** Start of LISTED RECORDS **

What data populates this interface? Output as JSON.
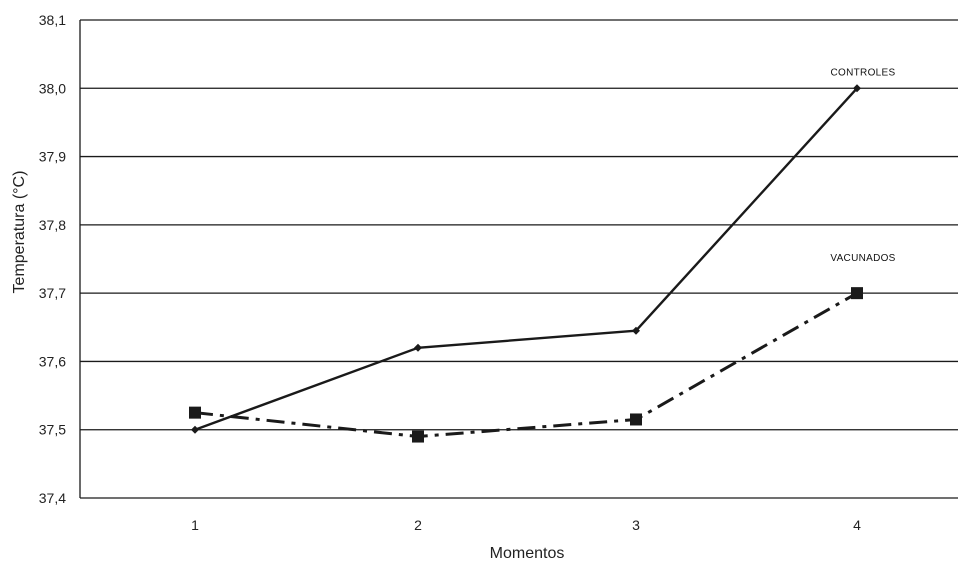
{
  "chart_data": {
    "type": "line",
    "title": "",
    "xlabel": "Momentos",
    "ylabel": "Temperatura (°C)",
    "categories": [
      "1",
      "2",
      "3",
      "4"
    ],
    "ylim": [
      37.4,
      38.1
    ],
    "yticks": [
      "37,4",
      "37,5",
      "37,6",
      "37,7",
      "37,8",
      "37,9",
      "38,0",
      "38,1"
    ],
    "grid": true,
    "series": [
      {
        "name": "CONTROLES",
        "values": [
          37.5,
          37.62,
          37.645,
          38.0
        ],
        "line_style": "solid",
        "marker": "diamond",
        "color": "#1a1a1a"
      },
      {
        "name": "VACUNADOS",
        "values": [
          37.525,
          37.49,
          37.515,
          37.7
        ],
        "line_style": "dash-dot",
        "marker": "square",
        "color": "#1a1a1a"
      }
    ]
  }
}
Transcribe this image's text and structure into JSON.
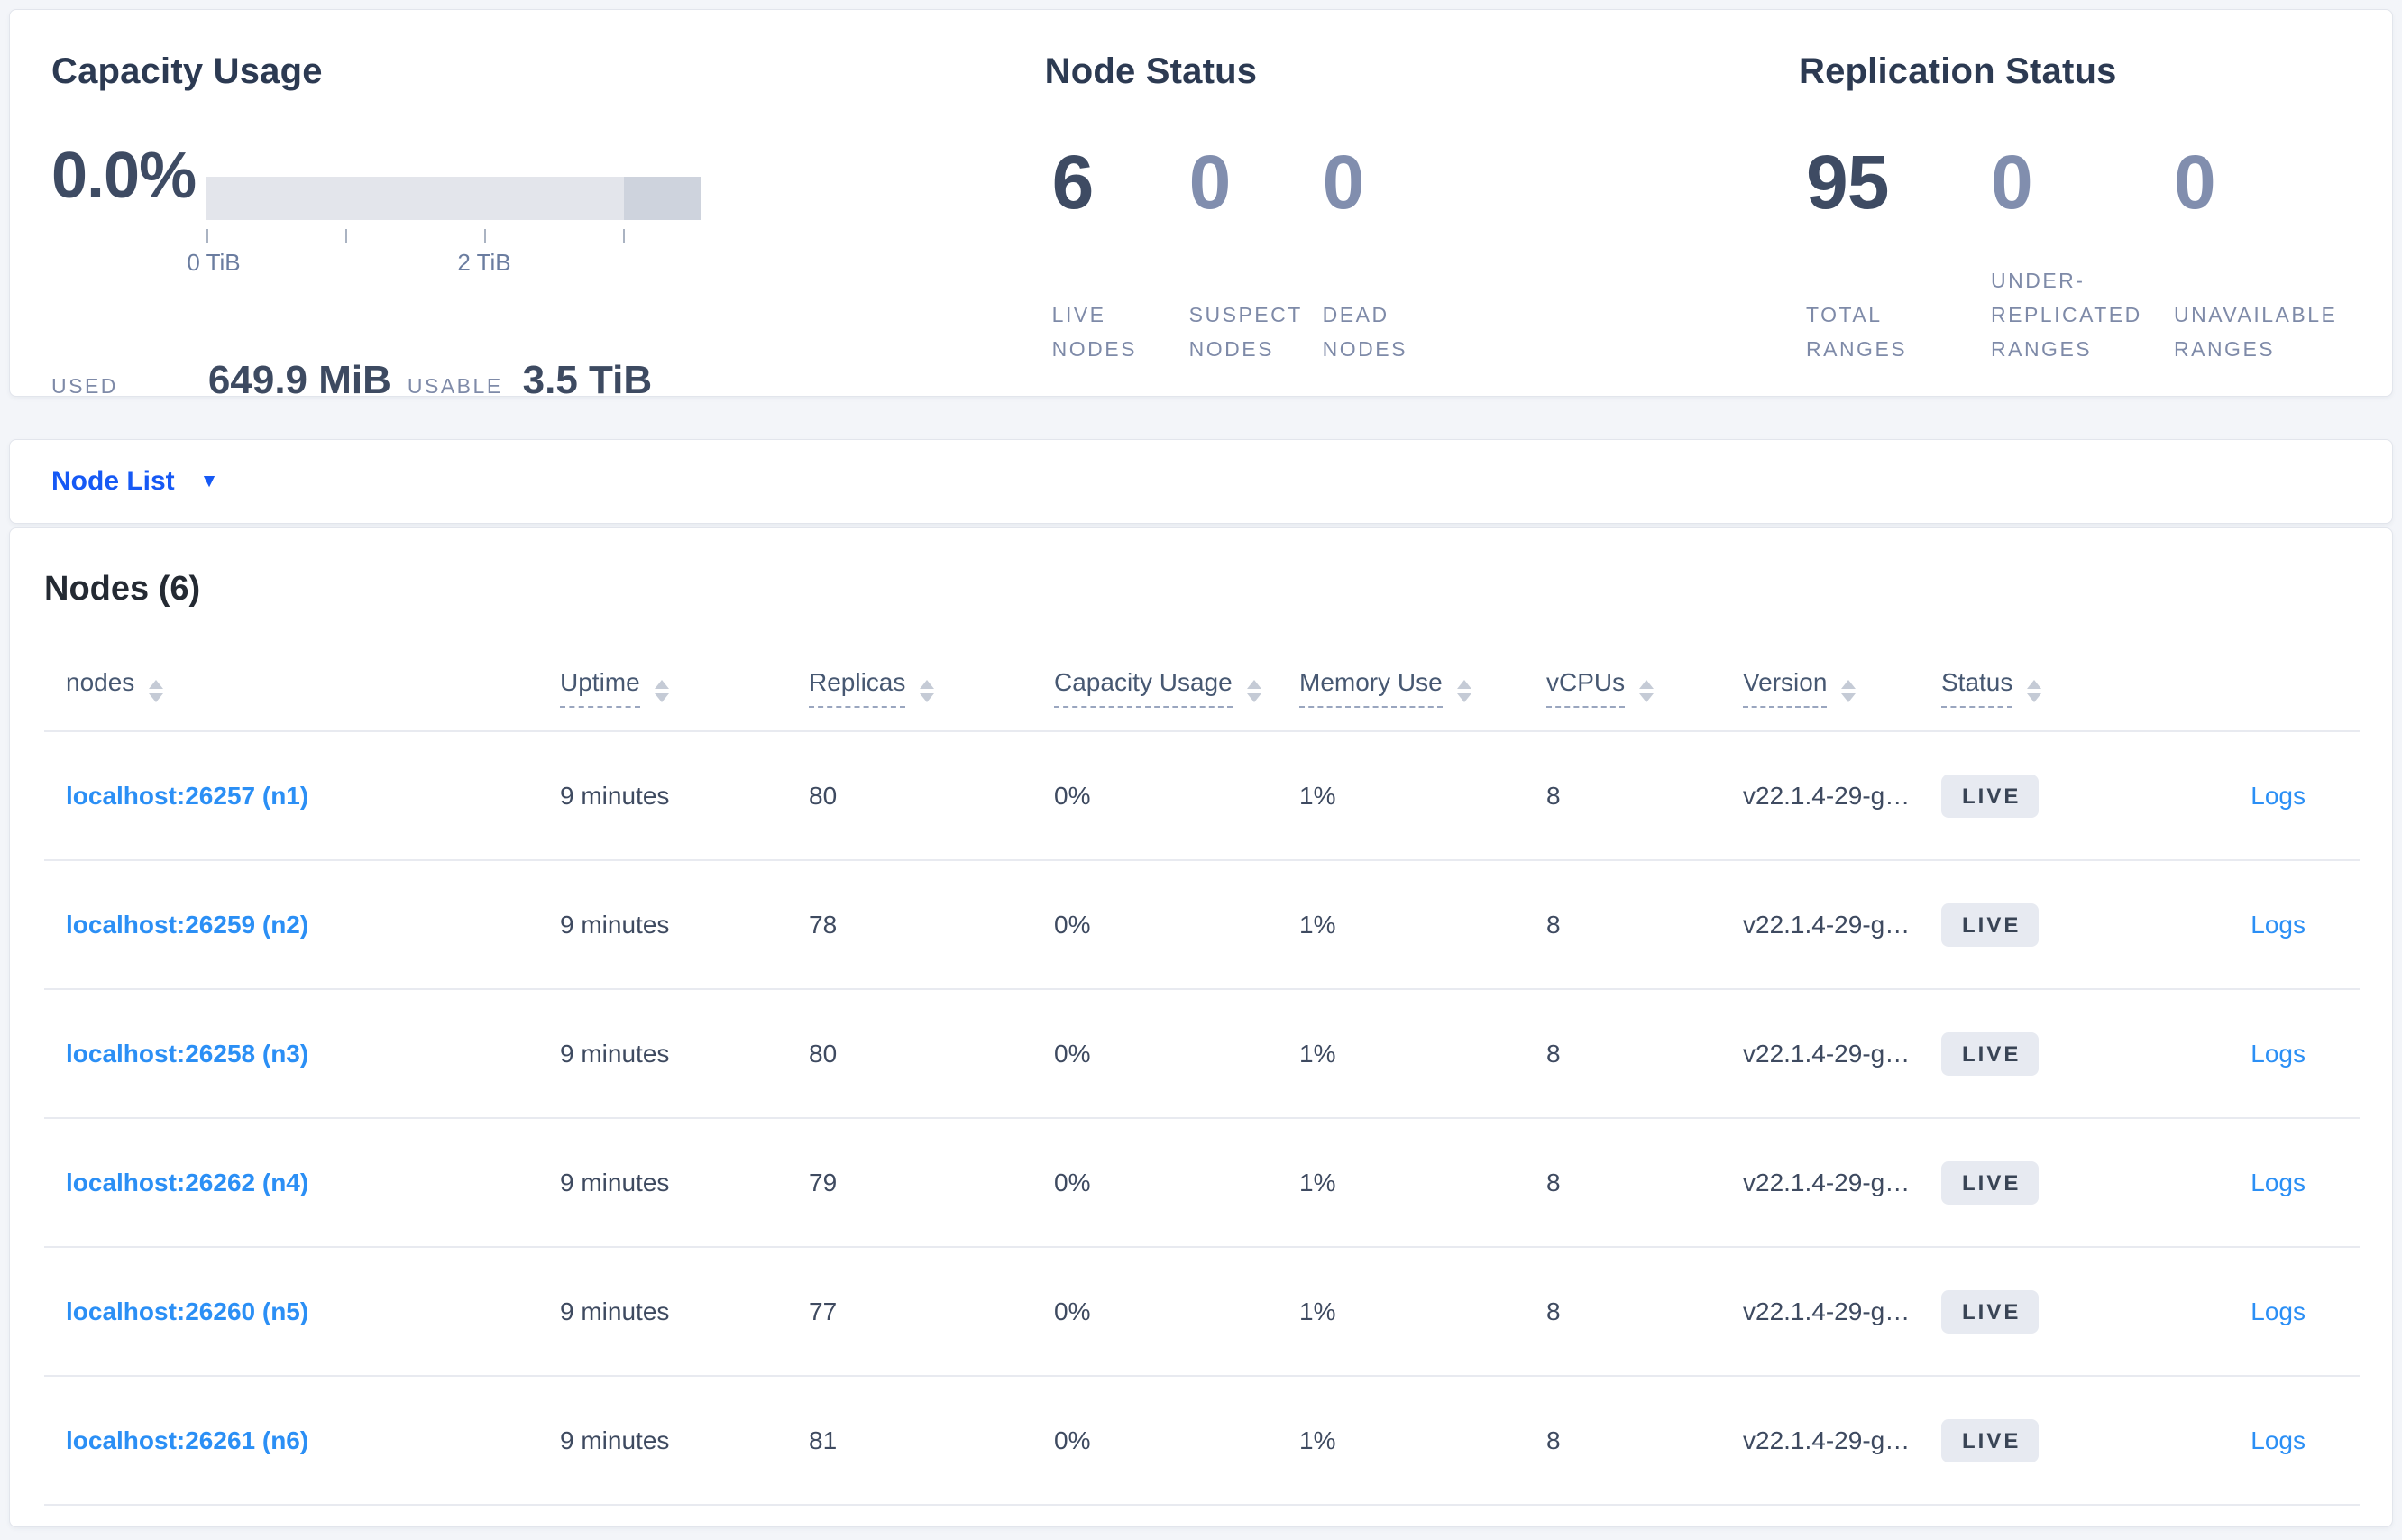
{
  "summary": {
    "capacity": {
      "title": "Capacity Usage",
      "percent": "0.0%",
      "ticks": [
        "0 TiB",
        "2 TiB"
      ],
      "used_label": "USED",
      "used_value": "649.9 MiB",
      "usable_label": "USABLE",
      "usable_value": "3.5 TiB"
    },
    "node_status": {
      "title": "Node Status",
      "metrics": [
        {
          "value": "6",
          "label": "LIVE NODES"
        },
        {
          "value": "0",
          "label": "SUSPECT NODES"
        },
        {
          "value": "0",
          "label": "DEAD NODES"
        }
      ]
    },
    "replication": {
      "title": "Replication Status",
      "metrics": [
        {
          "value": "95",
          "label": "TOTAL RANGES"
        },
        {
          "value": "0",
          "label": "UNDER-REPLICATED RANGES"
        },
        {
          "value": "0",
          "label": "UNAVAILABLE RANGES"
        }
      ]
    }
  },
  "view_selector": {
    "label": "Node List",
    "caret": "▼"
  },
  "table": {
    "title": "Nodes (6)",
    "logs_label": "Logs",
    "columns": [
      {
        "label": "nodes"
      },
      {
        "label": "Uptime"
      },
      {
        "label": "Replicas"
      },
      {
        "label": "Capacity Usage"
      },
      {
        "label": "Memory Use"
      },
      {
        "label": "vCPUs"
      },
      {
        "label": "Version"
      },
      {
        "label": "Status"
      }
    ],
    "rows": [
      {
        "node": "localhost:26257 (n1)",
        "uptime": "9 minutes",
        "replicas": "80",
        "capacity": "0%",
        "memory": "1%",
        "vcpus": "8",
        "version": "v22.1.4-29-g…",
        "status": "LIVE"
      },
      {
        "node": "localhost:26259 (n2)",
        "uptime": "9 minutes",
        "replicas": "78",
        "capacity": "0%",
        "memory": "1%",
        "vcpus": "8",
        "version": "v22.1.4-29-g…",
        "status": "LIVE"
      },
      {
        "node": "localhost:26258 (n3)",
        "uptime": "9 minutes",
        "replicas": "80",
        "capacity": "0%",
        "memory": "1%",
        "vcpus": "8",
        "version": "v22.1.4-29-g…",
        "status": "LIVE"
      },
      {
        "node": "localhost:26262 (n4)",
        "uptime": "9 minutes",
        "replicas": "79",
        "capacity": "0%",
        "memory": "1%",
        "vcpus": "8",
        "version": "v22.1.4-29-g…",
        "status": "LIVE"
      },
      {
        "node": "localhost:26260 (n5)",
        "uptime": "9 minutes",
        "replicas": "77",
        "capacity": "0%",
        "memory": "1%",
        "vcpus": "8",
        "version": "v22.1.4-29-g…",
        "status": "LIVE"
      },
      {
        "node": "localhost:26261 (n6)",
        "uptime": "9 minutes",
        "replicas": "81",
        "capacity": "0%",
        "memory": "1%",
        "vcpus": "8",
        "version": "v22.1.4-29-g…",
        "status": "LIVE"
      }
    ]
  },
  "colors": {
    "primary_link": "#1659f5",
    "node_link": "#2b8ff5",
    "badge_bg": "#e7eaf1",
    "badge_text": "#394455",
    "bar_light": "#e3e5eb",
    "bar_dark": "#ced3dd",
    "page_bg": "#f3f5f9"
  }
}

** End of LISTED RECORDS **

## EXERCISE REQUIREMENTS
Give every record again exactly, apart from the pictures, which stay out.

## THE ANSWER
What data populates this interface? Output as JSON.
{
  "chart_data": {
    "type": "line",
    "title": "",
    "xlabel": "Momentos",
    "ylabel": "Temperatura (°C)",
    "categories": [
      "1",
      "2",
      "3",
      "4"
    ],
    "ylim": [
      37.4,
      38.1
    ],
    "yticks": [
      "37,4",
      "37,5",
      "37,6",
      "37,7",
      "37,8",
      "37,9",
      "38,0",
      "38,1"
    ],
    "grid": true,
    "series": [
      {
        "name": "CONTROLES",
        "values": [
          37.5,
          37.62,
          37.645,
          38.0
        ],
        "line_style": "solid",
        "marker": "diamond",
        "color": "#1a1a1a"
      },
      {
        "name": "VACUNADOS",
        "values": [
          37.525,
          37.49,
          37.515,
          37.7
        ],
        "line_style": "dash-dot",
        "marker": "square",
        "color": "#1a1a1a"
      }
    ]
  }
}
Transcribe this image's text and structure into JSON.
{
  "summary": {
    "capacity": {
      "title": "Capacity Usage",
      "percent": "0.0%",
      "ticks": [
        "0 TiB",
        "2 TiB"
      ],
      "used_label": "USED",
      "used_value": "649.9 MiB",
      "usable_label": "USABLE",
      "usable_value": "3.5 TiB"
    },
    "node_status": {
      "title": "Node Status",
      "metrics": [
        {
          "value": "6",
          "label": "LIVE NODES"
        },
        {
          "value": "0",
          "label": "SUSPECT NODES"
        },
        {
          "value": "0",
          "label": "DEAD NODES"
        }
      ]
    },
    "replication": {
      "title": "Replication Status",
      "metrics": [
        {
          "value": "95",
          "label": "TOTAL RANGES"
        },
        {
          "value": "0",
          "label": "UNDER-REPLICATED RANGES"
        },
        {
          "value": "0",
          "label": "UNAVAILABLE RANGES"
        }
      ]
    }
  },
  "view_selector": {
    "label": "Node List",
    "caret": "▼"
  },
  "table": {
    "title": "Nodes (6)",
    "logs_label": "Logs",
    "columns": [
      {
        "label": "nodes"
      },
      {
        "label": "Uptime"
      },
      {
        "label": "Replicas"
      },
      {
        "label": "Capacity Usage"
      },
      {
        "label": "Memory Use"
      },
      {
        "label": "vCPUs"
      },
      {
        "label": "Version"
      },
      {
        "label": "Status"
      }
    ],
    "rows": [
      {
        "node": "localhost:26257 (n1)",
        "uptime": "9 minutes",
        "replicas": "80",
        "capacity": "0%",
        "memory": "1%",
        "vcpus": "8",
        "version": "v22.1.4-29-g…",
        "status": "LIVE"
      },
      {
        "node": "localhost:26259 (n2)",
        "uptime": "9 minutes",
        "replicas": "78",
        "capacity": "0%",
        "memory": "1%",
        "vcpus": "8",
        "version": "v22.1.4-29-g…",
        "status": "LIVE"
      },
      {
        "node": "localhost:26258 (n3)",
        "uptime": "9 minutes",
        "replicas": "80",
        "capacity": "0%",
        "memory": "1%",
        "vcpus": "8",
        "version": "v22.1.4-29-g…",
        "status": "LIVE"
      },
      {
        "node": "localhost:26262 (n4)",
        "uptime": "9 minutes",
        "replicas": "79",
        "capacity": "0%",
        "memory": "1%",
        "vcpus": "8",
        "version": "v22.1.4-29-g…",
        "status": "LIVE"
      },
      {
        "node": "localhost:26260 (n5)",
        "uptime": "9 minutes",
        "replicas": "77",
        "capacity": "0%",
        "memory": "1%",
        "vcpus": "8",
        "version": "v22.1.4-29-g…",
        "status": "LIVE"
      },
      {
        "node": "localhost:26261 (n6)",
        "uptime": "9 minutes",
        "replicas": "81",
        "capacity": "0%",
        "memory": "1%",
        "vcpus": "8",
        "version": "v22.1.4-29-g…",
        "status": "LIVE"
      }
    ]
  },
  "colors": {
    "primary_link": "#1659f5",
    "node_link": "#2b8ff5",
    "badge_bg": "#e7eaf1",
    "badge_text": "#394455",
    "bar_light": "#e3e5eb",
    "bar_dark": "#ced3dd",
    "page_bg": "#f3f5f9"
  }
}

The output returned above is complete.